> _Objective_
In the records that follow, show each line where the word "Neurosurgery" is present.

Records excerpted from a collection
>> begin

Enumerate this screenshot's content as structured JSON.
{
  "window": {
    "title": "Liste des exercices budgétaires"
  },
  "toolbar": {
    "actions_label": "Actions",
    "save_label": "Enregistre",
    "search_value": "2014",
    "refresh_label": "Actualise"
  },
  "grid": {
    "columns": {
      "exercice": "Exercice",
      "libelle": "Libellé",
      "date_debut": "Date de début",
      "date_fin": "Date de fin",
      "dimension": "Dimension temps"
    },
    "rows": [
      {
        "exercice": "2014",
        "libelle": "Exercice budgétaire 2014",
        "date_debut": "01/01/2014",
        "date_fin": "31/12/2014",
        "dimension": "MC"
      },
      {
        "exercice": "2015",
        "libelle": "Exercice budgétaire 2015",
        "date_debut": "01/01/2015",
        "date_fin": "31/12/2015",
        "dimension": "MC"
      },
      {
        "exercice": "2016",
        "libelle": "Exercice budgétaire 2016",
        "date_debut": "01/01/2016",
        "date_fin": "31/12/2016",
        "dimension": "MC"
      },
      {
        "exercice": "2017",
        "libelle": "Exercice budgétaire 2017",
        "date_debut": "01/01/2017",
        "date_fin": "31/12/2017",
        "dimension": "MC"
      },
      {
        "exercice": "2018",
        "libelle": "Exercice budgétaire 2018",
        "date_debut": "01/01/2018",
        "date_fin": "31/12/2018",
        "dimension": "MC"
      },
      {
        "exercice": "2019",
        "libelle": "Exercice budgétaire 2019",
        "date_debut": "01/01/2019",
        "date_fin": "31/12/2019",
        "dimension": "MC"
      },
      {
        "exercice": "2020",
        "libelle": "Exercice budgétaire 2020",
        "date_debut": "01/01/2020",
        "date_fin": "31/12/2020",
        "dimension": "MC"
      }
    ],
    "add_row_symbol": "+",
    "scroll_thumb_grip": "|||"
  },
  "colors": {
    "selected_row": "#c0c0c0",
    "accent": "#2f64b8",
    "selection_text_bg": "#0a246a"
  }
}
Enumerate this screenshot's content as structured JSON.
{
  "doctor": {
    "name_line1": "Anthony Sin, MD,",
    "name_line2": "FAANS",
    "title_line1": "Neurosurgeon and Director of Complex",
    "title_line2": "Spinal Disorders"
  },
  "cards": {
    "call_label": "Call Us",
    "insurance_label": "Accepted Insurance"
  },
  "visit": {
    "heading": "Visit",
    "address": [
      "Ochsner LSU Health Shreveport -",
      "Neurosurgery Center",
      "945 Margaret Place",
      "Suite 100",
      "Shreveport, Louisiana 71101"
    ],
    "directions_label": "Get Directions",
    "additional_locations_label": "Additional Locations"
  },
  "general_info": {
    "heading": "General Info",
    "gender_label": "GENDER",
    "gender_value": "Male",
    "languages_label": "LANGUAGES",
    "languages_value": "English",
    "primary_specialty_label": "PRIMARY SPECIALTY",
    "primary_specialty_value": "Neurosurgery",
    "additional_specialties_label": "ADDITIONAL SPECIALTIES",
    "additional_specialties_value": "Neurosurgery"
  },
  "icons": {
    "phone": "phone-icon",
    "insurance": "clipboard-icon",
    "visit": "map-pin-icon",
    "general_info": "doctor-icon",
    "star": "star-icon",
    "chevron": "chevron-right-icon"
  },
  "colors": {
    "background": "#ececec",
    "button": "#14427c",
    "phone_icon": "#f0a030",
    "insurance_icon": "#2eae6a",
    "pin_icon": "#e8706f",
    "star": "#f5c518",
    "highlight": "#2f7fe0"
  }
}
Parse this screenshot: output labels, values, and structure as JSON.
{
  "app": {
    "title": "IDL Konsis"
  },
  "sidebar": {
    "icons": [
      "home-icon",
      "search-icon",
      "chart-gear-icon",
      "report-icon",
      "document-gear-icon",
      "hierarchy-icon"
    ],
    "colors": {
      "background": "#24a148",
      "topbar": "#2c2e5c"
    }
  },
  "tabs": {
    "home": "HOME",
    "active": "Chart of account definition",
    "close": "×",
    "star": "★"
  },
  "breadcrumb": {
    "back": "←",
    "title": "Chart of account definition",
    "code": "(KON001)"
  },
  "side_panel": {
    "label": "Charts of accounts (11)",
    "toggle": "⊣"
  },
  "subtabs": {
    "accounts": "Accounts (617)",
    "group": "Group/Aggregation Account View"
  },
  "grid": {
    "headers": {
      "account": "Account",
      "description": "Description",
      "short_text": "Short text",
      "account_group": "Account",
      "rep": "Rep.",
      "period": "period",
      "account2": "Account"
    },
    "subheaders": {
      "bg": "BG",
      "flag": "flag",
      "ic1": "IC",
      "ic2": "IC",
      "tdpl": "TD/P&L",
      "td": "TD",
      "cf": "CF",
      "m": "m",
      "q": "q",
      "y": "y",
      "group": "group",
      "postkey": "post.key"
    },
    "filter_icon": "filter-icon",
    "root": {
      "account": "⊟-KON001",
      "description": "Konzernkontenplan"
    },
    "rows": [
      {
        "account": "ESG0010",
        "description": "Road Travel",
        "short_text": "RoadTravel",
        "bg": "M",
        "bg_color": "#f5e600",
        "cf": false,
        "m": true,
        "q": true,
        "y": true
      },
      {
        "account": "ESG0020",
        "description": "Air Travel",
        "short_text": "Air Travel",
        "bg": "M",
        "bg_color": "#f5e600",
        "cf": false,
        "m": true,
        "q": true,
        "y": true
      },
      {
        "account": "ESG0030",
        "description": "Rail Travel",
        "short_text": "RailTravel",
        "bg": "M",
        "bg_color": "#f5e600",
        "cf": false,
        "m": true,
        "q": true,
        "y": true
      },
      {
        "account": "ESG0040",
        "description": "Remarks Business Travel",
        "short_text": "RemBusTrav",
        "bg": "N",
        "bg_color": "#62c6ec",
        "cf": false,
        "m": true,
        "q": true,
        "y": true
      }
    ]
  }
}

>> end

> _Full answer_
      "Neurosurgery Center",
    "primary_specialty_value": "Neurosurgery",
    "additional_specialties_value": "Neurosurgery"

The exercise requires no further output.